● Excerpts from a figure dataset
=-=-=
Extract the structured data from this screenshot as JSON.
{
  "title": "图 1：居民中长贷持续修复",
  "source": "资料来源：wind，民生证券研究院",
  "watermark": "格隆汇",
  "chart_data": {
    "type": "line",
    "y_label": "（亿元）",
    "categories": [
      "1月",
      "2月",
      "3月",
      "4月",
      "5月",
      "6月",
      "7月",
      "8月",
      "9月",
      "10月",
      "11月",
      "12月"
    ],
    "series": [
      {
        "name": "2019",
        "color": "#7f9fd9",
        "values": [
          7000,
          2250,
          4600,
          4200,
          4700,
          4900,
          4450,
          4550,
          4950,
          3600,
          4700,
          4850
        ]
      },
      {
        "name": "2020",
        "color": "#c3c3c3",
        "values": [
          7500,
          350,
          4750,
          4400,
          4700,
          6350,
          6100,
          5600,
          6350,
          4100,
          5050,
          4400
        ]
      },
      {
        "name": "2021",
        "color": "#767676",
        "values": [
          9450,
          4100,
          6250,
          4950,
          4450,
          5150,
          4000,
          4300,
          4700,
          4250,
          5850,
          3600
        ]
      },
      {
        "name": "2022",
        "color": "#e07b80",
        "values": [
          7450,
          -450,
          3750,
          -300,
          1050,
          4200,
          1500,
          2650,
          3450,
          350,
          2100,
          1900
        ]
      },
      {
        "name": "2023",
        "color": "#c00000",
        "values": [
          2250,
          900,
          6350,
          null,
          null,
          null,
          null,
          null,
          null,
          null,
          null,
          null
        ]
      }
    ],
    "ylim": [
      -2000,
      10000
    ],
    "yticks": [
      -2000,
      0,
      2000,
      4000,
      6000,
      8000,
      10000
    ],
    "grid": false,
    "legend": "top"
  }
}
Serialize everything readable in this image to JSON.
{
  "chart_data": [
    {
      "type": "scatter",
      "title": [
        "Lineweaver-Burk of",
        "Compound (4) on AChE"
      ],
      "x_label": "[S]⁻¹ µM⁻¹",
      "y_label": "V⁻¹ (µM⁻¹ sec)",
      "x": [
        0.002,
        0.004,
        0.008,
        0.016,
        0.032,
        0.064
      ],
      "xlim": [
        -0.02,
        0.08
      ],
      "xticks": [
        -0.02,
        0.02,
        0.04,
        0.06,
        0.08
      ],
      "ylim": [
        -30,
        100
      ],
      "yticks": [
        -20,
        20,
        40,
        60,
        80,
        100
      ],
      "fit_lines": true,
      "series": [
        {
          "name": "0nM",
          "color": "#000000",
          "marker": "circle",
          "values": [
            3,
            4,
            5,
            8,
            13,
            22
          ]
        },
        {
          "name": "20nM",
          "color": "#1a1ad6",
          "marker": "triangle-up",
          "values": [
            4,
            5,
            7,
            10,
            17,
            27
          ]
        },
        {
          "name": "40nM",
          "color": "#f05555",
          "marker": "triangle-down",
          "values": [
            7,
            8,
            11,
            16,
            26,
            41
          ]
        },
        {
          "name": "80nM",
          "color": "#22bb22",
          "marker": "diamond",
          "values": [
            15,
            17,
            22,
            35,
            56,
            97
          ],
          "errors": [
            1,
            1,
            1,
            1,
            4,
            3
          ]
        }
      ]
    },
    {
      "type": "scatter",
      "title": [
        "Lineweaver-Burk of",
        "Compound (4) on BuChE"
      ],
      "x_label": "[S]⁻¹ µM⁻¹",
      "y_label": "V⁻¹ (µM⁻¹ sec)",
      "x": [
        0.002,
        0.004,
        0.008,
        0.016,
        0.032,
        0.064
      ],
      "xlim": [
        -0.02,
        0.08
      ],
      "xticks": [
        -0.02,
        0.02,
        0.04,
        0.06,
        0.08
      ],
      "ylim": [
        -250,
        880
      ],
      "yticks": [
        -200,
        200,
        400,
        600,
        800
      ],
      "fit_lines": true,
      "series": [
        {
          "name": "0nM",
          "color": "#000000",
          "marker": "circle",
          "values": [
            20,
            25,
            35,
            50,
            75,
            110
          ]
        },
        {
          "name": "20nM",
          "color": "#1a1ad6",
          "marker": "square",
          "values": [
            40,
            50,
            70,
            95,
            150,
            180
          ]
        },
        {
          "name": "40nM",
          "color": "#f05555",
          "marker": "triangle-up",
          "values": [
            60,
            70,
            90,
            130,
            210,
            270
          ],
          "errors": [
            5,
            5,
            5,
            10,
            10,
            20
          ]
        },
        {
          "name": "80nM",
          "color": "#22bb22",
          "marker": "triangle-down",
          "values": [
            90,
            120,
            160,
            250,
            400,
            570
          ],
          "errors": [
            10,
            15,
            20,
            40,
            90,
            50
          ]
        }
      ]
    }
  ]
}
=-=-=
● Exercise aim
Output the full listing exactly as it stands.

● Output below
Extract the structured data from this screenshot as JSON.
{
  "title": "图 1：居民中长贷持续修复",
  "source": "资料来源：wind，民生证券研究院",
  "watermark": "格隆汇",
  "chart_data": {
    "type": "line",
    "y_label": "（亿元）",
    "categories": [
      "1月",
      "2月",
      "3月",
      "4月",
      "5月",
      "6月",
      "7月",
      "8月",
      "9月",
      "10月",
      "11月",
      "12月"
    ],
    "series": [
      {
        "name": "2019",
        "color": "#7f9fd9",
        "values": [
          7000,
          2250,
          4600,
          4200,
          4700,
          4900,
          4450,
          4550,
          4950,
          3600,
          4700,
          4850
        ]
      },
      {
        "name": "2020",
        "color": "#c3c3c3",
        "values": [
          7500,
          350,
          4750,
          4400,
          4700,
          6350,
          6100,
          5600,
          6350,
          4100,
          5050,
          4400
        ]
      },
      {
        "name": "2021",
        "color": "#767676",
        "values": [
          9450,
          4100,
          6250,
          4950,
          4450,
          5150,
          4000,
          4300,
          4700,
          4250,
          5850,
          3600
        ]
      },
      {
        "name": "2022",
        "color": "#e07b80",
        "values": [
          7450,
          -450,
          3750,
          -300,
          1050,
          4200,
          1500,
          2650,
          3450,
          350,
          2100,
          1900
        ]
      },
      {
        "name": "2023",
        "color": "#c00000",
        "values": [
          2250,
          900,
          6350,
          null,
          null,
          null,
          null,
          null,
          null,
          null,
          null,
          null
        ]
      }
    ],
    "ylim": [
      -2000,
      10000
    ],
    "yticks": [
      -2000,
      0,
      2000,
      4000,
      6000,
      8000,
      10000
    ],
    "grid": false,
    "legend": "top"
  }
}
Serialize everything readable in this image to JSON.
{
  "chart_data": [
    {
      "type": "scatter",
      "title": [
        "Lineweaver-Burk of",
        "Compound (4) on AChE"
      ],
      "x_label": "[S]⁻¹ µM⁻¹",
      "y_label": "V⁻¹ (µM⁻¹ sec)",
      "x": [
        0.002,
        0.004,
        0.008,
        0.016,
        0.032,
        0.064
      ],
      "xlim": [
        -0.02,
        0.08
      ],
      "xticks": [
        -0.02,
        0.02,
        0.04,
        0.06,
        0.08
      ],
      "ylim": [
        -30,
        100
      ],
      "yticks": [
        -20,
        20,
        40,
        60,
        80,
        100
      ],
      "fit_lines": true,
      "series": [
        {
          "name": "0nM",
          "color": "#000000",
          "marker": "circle",
          "values": [
            3,
            4,
            5,
            8,
            13,
            22
          ]
        },
        {
          "name": "20nM",
          "color": "#1a1ad6",
          "marker": "triangle-up",
          "values": [
            4,
            5,
            7,
            10,
            17,
            27
          ]
        },
        {
          "name": "40nM",
          "color": "#f05555",
          "marker": "triangle-down",
          "values": [
            7,
            8,
            11,
            16,
            26,
            41
          ]
        },
        {
          "name": "80nM",
          "color": "#22bb22",
          "marker": "diamond",
          "values": [
            15,
            17,
            22,
            35,
            56,
            97
          ],
          "errors": [
            1,
            1,
            1,
            1,
            4,
            3
          ]
        }
      ]
    },
    {
      "type": "scatter",
      "title": [
        "Lineweaver-Burk of",
        "Compound (4) on BuChE"
      ],
      "x_label": "[S]⁻¹ µM⁻¹",
      "y_label": "V⁻¹ (µM⁻¹ sec)",
      "x": [
        0.002,
        0.004,
        0.008,
        0.016,
        0.032,
        0.064
      ],
      "xlim": [
        -0.02,
        0.08
      ],
      "xticks": [
        -0.02,
        0.02,
        0.04,
        0.06,
        0.08
      ],
      "ylim": [
        -250,
        880
      ],
      "yticks": [
        -200,
        200,
        400,
        600,
        800
      ],
      "fit_lines": true,
      "series": [
        {
          "name": "0nM",
          "color": "#000000",
          "marker": "circle",
          "values": [
            20,
            25,
            35,
            50,
            75,
            110
          ]
        },
        {
          "name": "20nM",
          "color": "#1a1ad6",
          "marker": "square",
          "values": [
            40,
            50,
            70,
            95,
            150,
            180
          ]
        },
        {
          "name": "40nM",
          "color": "#f05555",
          "marker": "triangle-up",
          "values": [
            60,
            70,
            90,
            130,
            210,
            270
          ],
          "errors": [
            5,
            5,
            5,
            10,
            10,
            20
          ]
        },
        {
          "name": "80nM",
          "color": "#22bb22",
          "marker": "triangle-down",
          "values": [
            90,
            120,
            160,
            250,
            400,
            570
          ],
          "errors": [
            10,
            15,
            20,
            40,
            90,
            50
          ]
        }
      ]
    }
  ]
}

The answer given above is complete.